DATA IN THIS EXERCISE >>
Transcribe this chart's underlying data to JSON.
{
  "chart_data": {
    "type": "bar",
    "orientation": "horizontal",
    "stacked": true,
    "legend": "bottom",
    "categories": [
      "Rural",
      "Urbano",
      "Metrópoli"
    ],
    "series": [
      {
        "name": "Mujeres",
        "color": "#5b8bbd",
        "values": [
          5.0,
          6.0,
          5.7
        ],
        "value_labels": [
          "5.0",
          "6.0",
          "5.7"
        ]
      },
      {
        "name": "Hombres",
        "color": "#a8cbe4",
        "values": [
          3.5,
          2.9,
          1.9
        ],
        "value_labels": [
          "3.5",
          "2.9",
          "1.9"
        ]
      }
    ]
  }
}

WHAT YOU HAVE TO DO >> What do the records say? Quote them all exactly.

WRITTEN RESPONSE >>
Transcribe this chart's underlying data to JSON.
{
  "chart_data": {
    "type": "bar",
    "orientation": "horizontal",
    "stacked": true,
    "legend": "bottom",
    "categories": [
      "Rural",
      "Urbano",
      "Metrópoli"
    ],
    "series": [
      {
        "name": "Mujeres",
        "color": "#5b8bbd",
        "values": [
          5.0,
          6.0,
          5.7
        ],
        "value_labels": [
          "5.0",
          "6.0",
          "5.7"
        ]
      },
      {
        "name": "Hombres",
        "color": "#a8cbe4",
        "values": [
          3.5,
          2.9,
          1.9
        ],
        "value_labels": [
          "3.5",
          "2.9",
          "1.9"
        ]
      }
    ]
  }
}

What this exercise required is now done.